--- START ---
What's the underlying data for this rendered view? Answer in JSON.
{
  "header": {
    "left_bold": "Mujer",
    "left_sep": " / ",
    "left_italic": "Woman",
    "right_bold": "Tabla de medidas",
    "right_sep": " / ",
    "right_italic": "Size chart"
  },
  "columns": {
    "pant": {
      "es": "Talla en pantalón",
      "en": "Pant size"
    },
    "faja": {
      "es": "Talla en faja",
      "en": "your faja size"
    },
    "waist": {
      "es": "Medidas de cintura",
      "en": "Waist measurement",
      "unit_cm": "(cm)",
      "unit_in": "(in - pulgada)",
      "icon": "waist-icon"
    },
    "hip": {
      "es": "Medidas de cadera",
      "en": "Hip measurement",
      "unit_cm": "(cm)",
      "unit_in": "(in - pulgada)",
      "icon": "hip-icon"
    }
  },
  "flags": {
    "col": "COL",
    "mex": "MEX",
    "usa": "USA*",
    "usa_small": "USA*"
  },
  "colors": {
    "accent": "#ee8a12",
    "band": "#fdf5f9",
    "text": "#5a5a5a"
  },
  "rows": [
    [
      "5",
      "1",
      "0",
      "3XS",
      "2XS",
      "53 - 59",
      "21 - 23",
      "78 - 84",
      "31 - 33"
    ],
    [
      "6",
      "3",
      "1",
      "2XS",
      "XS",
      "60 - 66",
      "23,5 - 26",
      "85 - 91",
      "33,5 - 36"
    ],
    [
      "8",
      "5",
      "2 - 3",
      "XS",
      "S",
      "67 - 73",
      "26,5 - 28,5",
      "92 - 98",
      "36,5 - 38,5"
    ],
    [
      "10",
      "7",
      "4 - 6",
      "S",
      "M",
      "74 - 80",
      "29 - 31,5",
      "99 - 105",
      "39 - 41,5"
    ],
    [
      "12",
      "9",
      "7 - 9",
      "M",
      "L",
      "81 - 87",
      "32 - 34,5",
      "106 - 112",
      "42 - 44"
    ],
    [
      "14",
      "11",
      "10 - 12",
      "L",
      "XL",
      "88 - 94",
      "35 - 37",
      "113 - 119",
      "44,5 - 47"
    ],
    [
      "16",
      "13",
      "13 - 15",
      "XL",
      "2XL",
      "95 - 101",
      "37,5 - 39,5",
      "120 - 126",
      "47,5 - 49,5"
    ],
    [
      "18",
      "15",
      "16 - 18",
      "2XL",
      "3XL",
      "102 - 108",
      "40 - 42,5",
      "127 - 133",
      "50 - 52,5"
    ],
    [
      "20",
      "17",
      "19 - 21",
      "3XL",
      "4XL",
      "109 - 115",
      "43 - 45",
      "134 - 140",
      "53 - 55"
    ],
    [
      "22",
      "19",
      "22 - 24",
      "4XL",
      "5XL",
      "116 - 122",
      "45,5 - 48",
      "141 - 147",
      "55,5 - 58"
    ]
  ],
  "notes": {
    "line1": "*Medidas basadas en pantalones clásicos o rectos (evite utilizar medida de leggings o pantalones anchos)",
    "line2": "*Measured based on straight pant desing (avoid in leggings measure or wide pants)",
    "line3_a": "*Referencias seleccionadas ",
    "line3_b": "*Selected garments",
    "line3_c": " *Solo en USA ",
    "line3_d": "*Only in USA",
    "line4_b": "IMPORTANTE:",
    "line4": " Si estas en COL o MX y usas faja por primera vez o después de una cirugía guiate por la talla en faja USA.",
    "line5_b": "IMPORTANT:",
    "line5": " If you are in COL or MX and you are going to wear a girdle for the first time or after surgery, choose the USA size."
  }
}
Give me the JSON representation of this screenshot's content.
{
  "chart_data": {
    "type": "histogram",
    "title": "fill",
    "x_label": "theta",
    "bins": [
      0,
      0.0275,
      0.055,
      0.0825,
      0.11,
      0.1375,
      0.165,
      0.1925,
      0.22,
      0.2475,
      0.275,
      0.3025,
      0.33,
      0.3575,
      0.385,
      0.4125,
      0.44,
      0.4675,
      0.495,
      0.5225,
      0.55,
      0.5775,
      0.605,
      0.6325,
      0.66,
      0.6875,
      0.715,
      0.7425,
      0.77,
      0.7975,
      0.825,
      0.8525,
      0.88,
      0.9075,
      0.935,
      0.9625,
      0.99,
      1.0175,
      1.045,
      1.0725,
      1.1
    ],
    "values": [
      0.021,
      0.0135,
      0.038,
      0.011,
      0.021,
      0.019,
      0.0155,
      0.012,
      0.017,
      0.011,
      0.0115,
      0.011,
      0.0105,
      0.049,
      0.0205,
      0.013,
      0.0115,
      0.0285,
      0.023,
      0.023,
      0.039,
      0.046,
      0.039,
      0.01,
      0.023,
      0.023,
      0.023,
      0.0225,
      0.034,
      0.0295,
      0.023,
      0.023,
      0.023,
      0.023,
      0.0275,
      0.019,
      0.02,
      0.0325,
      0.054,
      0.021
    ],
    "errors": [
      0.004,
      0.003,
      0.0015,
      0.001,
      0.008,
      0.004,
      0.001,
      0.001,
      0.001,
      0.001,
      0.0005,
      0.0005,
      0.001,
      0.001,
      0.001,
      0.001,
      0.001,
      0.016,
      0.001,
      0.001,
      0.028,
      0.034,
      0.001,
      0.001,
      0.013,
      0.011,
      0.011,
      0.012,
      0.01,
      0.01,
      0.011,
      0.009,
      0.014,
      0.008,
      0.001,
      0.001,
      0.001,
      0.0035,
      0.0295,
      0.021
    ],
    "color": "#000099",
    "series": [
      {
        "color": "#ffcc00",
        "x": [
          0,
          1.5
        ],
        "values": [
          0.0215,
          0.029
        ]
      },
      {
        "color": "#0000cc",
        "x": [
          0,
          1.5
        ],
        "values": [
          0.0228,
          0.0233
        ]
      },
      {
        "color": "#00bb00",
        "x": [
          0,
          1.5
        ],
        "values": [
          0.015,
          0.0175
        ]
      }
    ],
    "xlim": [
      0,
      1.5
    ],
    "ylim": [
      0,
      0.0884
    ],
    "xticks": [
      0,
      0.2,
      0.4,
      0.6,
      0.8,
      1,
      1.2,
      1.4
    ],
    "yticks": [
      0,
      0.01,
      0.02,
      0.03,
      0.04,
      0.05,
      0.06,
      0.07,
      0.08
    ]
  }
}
--- END ---
:: Goal of the exercise ::
Reproduce each record shown above without altering a single word.

:: Answer in full ::
What's the underlying data for this rendered view? Answer in JSON.
{
  "header": {
    "left_bold": "Mujer",
    "left_sep": " / ",
    "left_italic": "Woman",
    "right_bold": "Tabla de medidas",
    "right_sep": " / ",
    "right_italic": "Size chart"
  },
  "columns": {
    "pant": {
      "es": "Talla en pantalón",
      "en": "Pant size"
    },
    "faja": {
      "es": "Talla en faja",
      "en": "your faja size"
    },
    "waist": {
      "es": "Medidas de cintura",
      "en": "Waist measurement",
      "unit_cm": "(cm)",
      "unit_in": "(in - pulgada)",
      "icon": "waist-icon"
    },
    "hip": {
      "es": "Medidas de cadera",
      "en": "Hip measurement",
      "unit_cm": "(cm)",
      "unit_in": "(in - pulgada)",
      "icon": "hip-icon"
    }
  },
  "flags": {
    "col": "COL",
    "mex": "MEX",
    "usa": "USA*",
    "usa_small": "USA*"
  },
  "colors": {
    "accent": "#ee8a12",
    "band": "#fdf5f9",
    "text": "#5a5a5a"
  },
  "rows": [
    [
      "5",
      "1",
      "0",
      "3XS",
      "2XS",
      "53 - 59",
      "21 - 23",
      "78 - 84",
      "31 - 33"
    ],
    [
      "6",
      "3",
      "1",
      "2XS",
      "XS",
      "60 - 66",
      "23,5 - 26",
      "85 - 91",
      "33,5 - 36"
    ],
    [
      "8",
      "5",
      "2 - 3",
      "XS",
      "S",
      "67 - 73",
      "26,5 - 28,5",
      "92 - 98",
      "36,5 - 38,5"
    ],
    [
      "10",
      "7",
      "4 - 6",
      "S",
      "M",
      "74 - 80",
      "29 - 31,5",
      "99 - 105",
      "39 - 41,5"
    ],
    [
      "12",
      "9",
      "7 - 9",
      "M",
      "L",
      "81 - 87",
      "32 - 34,5",
      "106 - 112",
      "42 - 44"
    ],
    [
      "14",
      "11",
      "10 - 12",
      "L",
      "XL",
      "88 - 94",
      "35 - 37",
      "113 - 119",
      "44,5 - 47"
    ],
    [
      "16",
      "13",
      "13 - 15",
      "XL",
      "2XL",
      "95 - 101",
      "37,5 - 39,5",
      "120 - 126",
      "47,5 - 49,5"
    ],
    [
      "18",
      "15",
      "16 - 18",
      "2XL",
      "3XL",
      "102 - 108",
      "40 - 42,5",
      "127 - 133",
      "50 - 52,5"
    ],
    [
      "20",
      "17",
      "19 - 21",
      "3XL",
      "4XL",
      "109 - 115",
      "43 - 45",
      "134 - 140",
      "53 - 55"
    ],
    [
      "22",
      "19",
      "22 - 24",
      "4XL",
      "5XL",
      "116 - 122",
      "45,5 - 48",
      "141 - 147",
      "55,5 - 58"
    ]
  ],
  "notes": {
    "line1": "*Medidas basadas en pantalones clásicos o rectos (evite utilizar medida de leggings o pantalones anchos)",
    "line2": "*Measured based on straight pant desing (avoid in leggings measure or wide pants)",
    "line3_a": "*Referencias seleccionadas ",
    "line3_b": "*Selected garments",
    "line3_c": " *Solo en USA ",
    "line3_d": "*Only in USA",
    "line4_b": "IMPORTANTE:",
    "line4": " Si estas en COL o MX y usas faja por primera vez o después de una cirugía guiate por la talla en faja USA.",
    "line5_b": "IMPORTANT:",
    "line5": " If you are in COL or MX and you are going to wear a girdle for the first time or after surgery, choose the USA size."
  }
}
Give me the JSON representation of this screenshot's content.
{
  "chart_data": {
    "type": "histogram",
    "title": "fill",
    "x_label": "theta",
    "bins": [
      0,
      0.0275,
      0.055,
      0.0825,
      0.11,
      0.1375,
      0.165,
      0.1925,
      0.22,
      0.2475,
      0.275,
      0.3025,
      0.33,
      0.3575,
      0.385,
      0.4125,
      0.44,
      0.4675,
      0.495,
      0.5225,
      0.55,
      0.5775,
      0.605,
      0.6325,
      0.66,
      0.6875,
      0.715,
      0.7425,
      0.77,
      0.7975,
      0.825,
      0.8525,
      0.88,
      0.9075,
      0.935,
      0.9625,
      0.99,
      1.0175,
      1.045,
      1.0725,
      1.1
    ],
    "values": [
      0.021,
      0.0135,
      0.038,
      0.011,
      0.021,
      0.019,
      0.0155,
      0.012,
      0.017,
      0.011,
      0.0115,
      0.011,
      0.0105,
      0.049,
      0.0205,
      0.013,
      0.0115,
      0.0285,
      0.023,
      0.023,
      0.039,
      0.046,
      0.039,
      0.01,
      0.023,
      0.023,
      0.023,
      0.0225,
      0.034,
      0.0295,
      0.023,
      0.023,
      0.023,
      0.023,
      0.0275,
      0.019,
      0.02,
      0.0325,
      0.054,
      0.021
    ],
    "errors": [
      0.004,
      0.003,
      0.0015,
      0.001,
      0.008,
      0.004,
      0.001,
      0.001,
      0.001,
      0.001,
      0.0005,
      0.0005,
      0.001,
      0.001,
      0.001,
      0.001,
      0.001,
      0.016,
      0.001,
      0.001,
      0.028,
      0.034,
      0.001,
      0.001,
      0.013,
      0.011,
      0.011,
      0.012,
      0.01,
      0.01,
      0.011,
      0.009,
      0.014,
      0.008,
      0.001,
      0.001,
      0.001,
      0.0035,
      0.0295,
      0.021
    ],
    "color": "#000099",
    "series": [
      {
        "color": "#ffcc00",
        "x": [
          0,
          1.5
        ],
        "values": [
          0.0215,
          0.029
        ]
      },
      {
        "color": "#0000cc",
        "x": [
          0,
          1.5
        ],
        "values": [
          0.0228,
          0.0233
        ]
      },
      {
        "color": "#00bb00",
        "x": [
          0,
          1.5
        ],
        "values": [
          0.015,
          0.0175
        ]
      }
    ],
    "xlim": [
      0,
      1.5
    ],
    "ylim": [
      0,
      0.0884
    ],
    "xticks": [
      0,
      0.2,
      0.4,
      0.6,
      0.8,
      1,
      1.2,
      1.4
    ],
    "yticks": [
      0,
      0.01,
      0.02,
      0.03,
      0.04,
      0.05,
      0.06,
      0.07,
      0.08
    ]
  }
}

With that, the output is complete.